● **Task goal**
Transcribe the lines of the records starting with the one that has "Give me the" in it and ending with the last, and transcribe nothing else.

● **Extracted data**
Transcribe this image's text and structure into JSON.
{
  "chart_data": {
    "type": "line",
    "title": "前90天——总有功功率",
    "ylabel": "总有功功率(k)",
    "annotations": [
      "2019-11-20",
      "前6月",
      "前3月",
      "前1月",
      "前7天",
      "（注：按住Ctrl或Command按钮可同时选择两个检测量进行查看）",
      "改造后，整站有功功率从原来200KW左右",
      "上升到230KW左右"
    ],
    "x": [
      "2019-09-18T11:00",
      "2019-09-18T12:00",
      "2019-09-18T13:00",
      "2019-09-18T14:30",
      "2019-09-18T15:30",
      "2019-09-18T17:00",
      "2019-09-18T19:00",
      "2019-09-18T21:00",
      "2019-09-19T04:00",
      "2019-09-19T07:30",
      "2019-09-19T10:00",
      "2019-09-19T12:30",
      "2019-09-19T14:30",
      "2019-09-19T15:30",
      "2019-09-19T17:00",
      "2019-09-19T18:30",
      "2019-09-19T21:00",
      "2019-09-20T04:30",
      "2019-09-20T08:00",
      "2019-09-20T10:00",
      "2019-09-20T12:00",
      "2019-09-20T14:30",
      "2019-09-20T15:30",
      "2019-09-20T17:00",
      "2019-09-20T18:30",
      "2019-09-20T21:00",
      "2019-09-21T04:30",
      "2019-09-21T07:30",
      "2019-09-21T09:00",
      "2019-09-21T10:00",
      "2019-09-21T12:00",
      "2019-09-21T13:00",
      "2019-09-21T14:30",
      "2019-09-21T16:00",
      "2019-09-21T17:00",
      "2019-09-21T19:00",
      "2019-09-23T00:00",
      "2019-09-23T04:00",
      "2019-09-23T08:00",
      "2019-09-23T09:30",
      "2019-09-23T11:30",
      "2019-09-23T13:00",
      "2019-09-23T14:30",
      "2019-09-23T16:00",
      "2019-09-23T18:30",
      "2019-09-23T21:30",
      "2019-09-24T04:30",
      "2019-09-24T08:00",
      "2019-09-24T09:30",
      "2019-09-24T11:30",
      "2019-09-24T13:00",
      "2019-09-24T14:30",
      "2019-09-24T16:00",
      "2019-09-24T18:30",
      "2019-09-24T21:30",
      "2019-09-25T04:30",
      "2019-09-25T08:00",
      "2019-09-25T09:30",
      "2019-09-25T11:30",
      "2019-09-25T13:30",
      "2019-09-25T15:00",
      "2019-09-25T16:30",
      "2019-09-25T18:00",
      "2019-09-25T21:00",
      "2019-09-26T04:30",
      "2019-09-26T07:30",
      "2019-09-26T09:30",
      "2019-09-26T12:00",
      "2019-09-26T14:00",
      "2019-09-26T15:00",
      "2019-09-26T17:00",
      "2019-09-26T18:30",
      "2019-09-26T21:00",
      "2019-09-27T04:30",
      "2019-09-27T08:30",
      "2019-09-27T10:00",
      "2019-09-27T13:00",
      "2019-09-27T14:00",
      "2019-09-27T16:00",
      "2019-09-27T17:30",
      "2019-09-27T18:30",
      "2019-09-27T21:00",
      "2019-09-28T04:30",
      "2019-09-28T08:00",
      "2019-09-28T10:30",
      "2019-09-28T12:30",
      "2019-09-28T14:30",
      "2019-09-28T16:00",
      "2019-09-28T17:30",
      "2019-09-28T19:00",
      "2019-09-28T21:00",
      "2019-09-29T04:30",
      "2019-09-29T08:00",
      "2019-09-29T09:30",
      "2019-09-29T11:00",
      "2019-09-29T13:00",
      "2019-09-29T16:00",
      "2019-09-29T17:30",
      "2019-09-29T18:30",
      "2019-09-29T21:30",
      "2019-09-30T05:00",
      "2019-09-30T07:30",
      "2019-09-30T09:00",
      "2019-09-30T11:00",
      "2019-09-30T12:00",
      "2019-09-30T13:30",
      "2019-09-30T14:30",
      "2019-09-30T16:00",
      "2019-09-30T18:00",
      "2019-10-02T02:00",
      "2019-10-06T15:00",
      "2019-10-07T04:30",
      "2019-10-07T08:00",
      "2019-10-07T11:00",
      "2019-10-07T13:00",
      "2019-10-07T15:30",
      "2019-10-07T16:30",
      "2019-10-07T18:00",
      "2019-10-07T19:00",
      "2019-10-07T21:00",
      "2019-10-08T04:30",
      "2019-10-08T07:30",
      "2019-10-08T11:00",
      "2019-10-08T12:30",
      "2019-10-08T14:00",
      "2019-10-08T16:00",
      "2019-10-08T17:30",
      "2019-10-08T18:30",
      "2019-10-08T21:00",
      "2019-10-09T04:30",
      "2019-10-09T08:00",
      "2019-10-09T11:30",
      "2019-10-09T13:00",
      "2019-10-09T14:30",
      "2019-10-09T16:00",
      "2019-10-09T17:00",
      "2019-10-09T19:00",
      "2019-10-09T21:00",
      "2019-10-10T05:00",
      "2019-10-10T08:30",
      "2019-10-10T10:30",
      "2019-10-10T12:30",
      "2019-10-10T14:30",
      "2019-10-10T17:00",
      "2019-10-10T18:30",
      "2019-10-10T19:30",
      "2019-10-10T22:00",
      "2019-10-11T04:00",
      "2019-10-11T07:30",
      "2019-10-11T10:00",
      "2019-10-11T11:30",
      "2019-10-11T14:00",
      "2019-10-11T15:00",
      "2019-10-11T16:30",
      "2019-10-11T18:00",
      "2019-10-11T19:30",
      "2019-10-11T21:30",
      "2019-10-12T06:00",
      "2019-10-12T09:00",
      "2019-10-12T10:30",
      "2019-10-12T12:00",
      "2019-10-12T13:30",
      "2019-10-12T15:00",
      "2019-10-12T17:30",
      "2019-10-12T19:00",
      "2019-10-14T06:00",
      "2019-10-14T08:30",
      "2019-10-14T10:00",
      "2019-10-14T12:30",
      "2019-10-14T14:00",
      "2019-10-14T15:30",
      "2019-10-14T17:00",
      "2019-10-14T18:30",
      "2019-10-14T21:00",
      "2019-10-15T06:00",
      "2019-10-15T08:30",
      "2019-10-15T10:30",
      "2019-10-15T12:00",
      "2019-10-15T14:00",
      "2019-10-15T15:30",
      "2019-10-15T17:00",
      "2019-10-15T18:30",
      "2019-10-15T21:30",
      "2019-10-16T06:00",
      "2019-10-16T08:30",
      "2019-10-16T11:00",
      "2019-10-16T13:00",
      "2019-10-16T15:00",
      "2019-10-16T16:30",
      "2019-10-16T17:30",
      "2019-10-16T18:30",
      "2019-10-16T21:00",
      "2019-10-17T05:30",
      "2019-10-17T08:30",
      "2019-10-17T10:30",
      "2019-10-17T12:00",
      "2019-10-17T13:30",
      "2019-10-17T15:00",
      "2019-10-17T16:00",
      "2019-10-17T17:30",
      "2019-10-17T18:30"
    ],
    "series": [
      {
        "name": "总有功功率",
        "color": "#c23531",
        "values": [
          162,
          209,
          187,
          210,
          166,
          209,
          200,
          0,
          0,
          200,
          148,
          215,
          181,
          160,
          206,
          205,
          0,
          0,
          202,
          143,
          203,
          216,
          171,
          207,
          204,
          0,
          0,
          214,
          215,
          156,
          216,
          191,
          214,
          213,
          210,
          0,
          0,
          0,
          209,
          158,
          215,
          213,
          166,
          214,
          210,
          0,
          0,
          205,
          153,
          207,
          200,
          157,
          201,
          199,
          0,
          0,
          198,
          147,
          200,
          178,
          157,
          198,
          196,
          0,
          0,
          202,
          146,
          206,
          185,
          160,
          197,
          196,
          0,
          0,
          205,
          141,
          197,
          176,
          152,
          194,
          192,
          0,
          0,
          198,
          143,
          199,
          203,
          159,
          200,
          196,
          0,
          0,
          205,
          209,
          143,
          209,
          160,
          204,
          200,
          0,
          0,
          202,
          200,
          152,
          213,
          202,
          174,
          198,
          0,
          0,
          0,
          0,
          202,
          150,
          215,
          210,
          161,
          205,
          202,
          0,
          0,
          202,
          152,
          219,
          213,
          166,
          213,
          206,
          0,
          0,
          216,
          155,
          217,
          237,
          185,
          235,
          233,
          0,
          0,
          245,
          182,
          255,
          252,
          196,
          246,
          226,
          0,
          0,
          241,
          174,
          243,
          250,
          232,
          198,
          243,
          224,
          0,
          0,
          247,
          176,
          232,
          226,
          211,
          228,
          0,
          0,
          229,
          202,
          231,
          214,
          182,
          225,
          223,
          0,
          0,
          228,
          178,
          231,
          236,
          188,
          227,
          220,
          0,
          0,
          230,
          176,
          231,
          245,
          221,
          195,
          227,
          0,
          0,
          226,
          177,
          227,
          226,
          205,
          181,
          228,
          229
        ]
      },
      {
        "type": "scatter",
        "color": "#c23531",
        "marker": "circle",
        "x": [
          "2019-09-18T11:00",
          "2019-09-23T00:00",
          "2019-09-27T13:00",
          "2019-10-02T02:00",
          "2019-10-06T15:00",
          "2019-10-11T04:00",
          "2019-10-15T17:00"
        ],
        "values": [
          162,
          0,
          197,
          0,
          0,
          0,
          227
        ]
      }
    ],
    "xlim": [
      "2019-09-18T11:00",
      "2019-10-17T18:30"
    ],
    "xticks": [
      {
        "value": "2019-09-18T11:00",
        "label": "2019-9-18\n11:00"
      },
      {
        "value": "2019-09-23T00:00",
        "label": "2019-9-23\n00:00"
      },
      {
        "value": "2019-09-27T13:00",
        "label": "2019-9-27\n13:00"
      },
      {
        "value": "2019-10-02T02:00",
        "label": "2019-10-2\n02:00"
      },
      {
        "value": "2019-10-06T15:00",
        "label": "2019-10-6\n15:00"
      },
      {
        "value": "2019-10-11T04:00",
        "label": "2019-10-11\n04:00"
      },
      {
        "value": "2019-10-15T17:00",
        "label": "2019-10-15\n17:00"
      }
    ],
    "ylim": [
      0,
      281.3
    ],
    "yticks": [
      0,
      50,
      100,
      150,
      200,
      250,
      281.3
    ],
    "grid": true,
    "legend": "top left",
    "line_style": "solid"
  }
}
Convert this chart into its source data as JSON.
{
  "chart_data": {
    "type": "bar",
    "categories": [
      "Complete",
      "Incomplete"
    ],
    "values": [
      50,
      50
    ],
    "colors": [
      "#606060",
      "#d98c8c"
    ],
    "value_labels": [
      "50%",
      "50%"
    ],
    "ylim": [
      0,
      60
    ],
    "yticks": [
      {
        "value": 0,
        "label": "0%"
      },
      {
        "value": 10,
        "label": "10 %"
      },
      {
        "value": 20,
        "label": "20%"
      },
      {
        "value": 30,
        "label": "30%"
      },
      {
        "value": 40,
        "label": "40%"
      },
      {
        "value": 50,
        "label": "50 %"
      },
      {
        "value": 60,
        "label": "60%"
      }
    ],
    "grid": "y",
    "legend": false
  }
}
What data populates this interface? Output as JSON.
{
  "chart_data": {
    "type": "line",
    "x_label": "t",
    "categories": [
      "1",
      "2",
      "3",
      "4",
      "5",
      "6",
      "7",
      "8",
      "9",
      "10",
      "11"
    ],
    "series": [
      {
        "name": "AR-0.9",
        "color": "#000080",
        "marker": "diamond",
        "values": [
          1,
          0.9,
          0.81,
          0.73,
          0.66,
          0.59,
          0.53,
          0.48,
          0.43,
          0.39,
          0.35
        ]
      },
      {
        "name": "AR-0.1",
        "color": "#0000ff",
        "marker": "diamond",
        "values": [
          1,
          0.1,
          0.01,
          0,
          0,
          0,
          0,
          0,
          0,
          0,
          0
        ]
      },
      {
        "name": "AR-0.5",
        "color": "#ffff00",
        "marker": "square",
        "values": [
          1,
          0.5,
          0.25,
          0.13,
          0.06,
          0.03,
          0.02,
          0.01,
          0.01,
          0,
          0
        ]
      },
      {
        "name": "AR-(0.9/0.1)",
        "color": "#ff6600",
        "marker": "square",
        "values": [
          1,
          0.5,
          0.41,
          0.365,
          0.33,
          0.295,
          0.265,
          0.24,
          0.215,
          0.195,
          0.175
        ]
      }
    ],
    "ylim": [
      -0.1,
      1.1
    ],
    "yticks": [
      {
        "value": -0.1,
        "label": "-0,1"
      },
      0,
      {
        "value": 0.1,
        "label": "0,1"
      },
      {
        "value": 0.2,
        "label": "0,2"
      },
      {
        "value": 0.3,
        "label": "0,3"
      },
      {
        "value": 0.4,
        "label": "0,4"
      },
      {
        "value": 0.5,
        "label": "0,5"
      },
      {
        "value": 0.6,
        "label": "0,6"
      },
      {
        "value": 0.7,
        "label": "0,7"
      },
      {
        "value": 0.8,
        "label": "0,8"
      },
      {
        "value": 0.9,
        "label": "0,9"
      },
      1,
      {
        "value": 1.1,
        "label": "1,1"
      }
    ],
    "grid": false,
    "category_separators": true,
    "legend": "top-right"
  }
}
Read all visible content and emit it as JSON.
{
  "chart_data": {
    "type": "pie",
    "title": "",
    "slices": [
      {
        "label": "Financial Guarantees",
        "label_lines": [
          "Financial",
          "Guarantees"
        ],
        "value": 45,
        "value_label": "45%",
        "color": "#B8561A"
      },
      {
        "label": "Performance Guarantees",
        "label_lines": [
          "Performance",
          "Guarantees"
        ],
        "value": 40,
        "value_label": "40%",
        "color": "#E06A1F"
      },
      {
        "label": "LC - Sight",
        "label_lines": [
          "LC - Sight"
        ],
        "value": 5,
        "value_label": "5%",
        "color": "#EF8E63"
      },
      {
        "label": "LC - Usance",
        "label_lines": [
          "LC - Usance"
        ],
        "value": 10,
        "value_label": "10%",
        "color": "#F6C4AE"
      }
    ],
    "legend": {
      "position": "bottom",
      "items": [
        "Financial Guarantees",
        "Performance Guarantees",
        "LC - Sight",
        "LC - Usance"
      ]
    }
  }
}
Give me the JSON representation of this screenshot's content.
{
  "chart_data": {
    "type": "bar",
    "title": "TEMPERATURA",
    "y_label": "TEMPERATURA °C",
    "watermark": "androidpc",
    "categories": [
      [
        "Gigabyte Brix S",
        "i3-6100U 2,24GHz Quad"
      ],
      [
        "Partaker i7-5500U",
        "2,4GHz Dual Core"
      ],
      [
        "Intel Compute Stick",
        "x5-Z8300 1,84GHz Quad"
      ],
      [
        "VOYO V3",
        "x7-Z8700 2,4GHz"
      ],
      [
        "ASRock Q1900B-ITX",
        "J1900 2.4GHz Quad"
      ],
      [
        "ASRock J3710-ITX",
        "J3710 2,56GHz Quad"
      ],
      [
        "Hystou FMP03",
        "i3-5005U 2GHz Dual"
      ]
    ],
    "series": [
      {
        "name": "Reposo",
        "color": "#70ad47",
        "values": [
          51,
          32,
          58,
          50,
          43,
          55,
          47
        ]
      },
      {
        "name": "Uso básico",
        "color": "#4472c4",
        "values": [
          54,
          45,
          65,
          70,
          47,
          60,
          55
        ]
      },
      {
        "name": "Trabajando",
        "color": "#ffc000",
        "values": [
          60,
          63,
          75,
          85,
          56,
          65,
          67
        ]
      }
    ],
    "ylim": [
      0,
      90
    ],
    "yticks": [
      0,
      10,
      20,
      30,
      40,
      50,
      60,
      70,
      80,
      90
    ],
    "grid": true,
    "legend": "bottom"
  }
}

● **Response to this exercise**
Give me the JSON representation of this screenshot's content.
{
  "chart_data": {
    "type": "bar",
    "title": "TEMPERATURA",
    "y_label": "TEMPERATURA °C",
    "watermark": "androidpc",
    "categories": [
      [
        "Gigabyte Brix S",
        "i3-6100U 2,24GHz Quad"
      ],
      [
        "Partaker i7-5500U",
        "2,4GHz Dual Core"
      ],
      [
        "Intel Compute Stick",
        "x5-Z8300 1,84GHz Quad"
      ],
      [
        "VOYO V3",
        "x7-Z8700 2,4GHz"
      ],
      [
        "ASRock Q1900B-ITX",
        "J1900 2.4GHz Quad"
      ],
      [
        "ASRock J3710-ITX",
        "J3710 2,56GHz Quad"
      ],
      [
        "Hystou FMP03",
        "i3-5005U 2GHz Dual"
      ]
    ],
    "series": [
      {
        "name": "Reposo",
        "color": "#70ad47",
        "values": [
          51,
          32,
          58,
          50,
          43,
          55,
          47
        ]
      },
      {
        "name": "Uso básico",
        "color": "#4472c4",
        "values": [
          54,
          45,
          65,
          70,
          47,
          60,
          55
        ]
      },
      {
        "name": "Trabajando",
        "color": "#ffc000",
        "values": [
          60,
          63,
          75,
          85,
          56,
          65,
          67
        ]
      }
    ],
    "ylim": [
      0,
      90
    ],
    "yticks": [
      0,
      10,
      20,
      30,
      40,
      50,
      60,
      70,
      80,
      90
    ],
    "grid": true,
    "legend": "bottom"
  }
}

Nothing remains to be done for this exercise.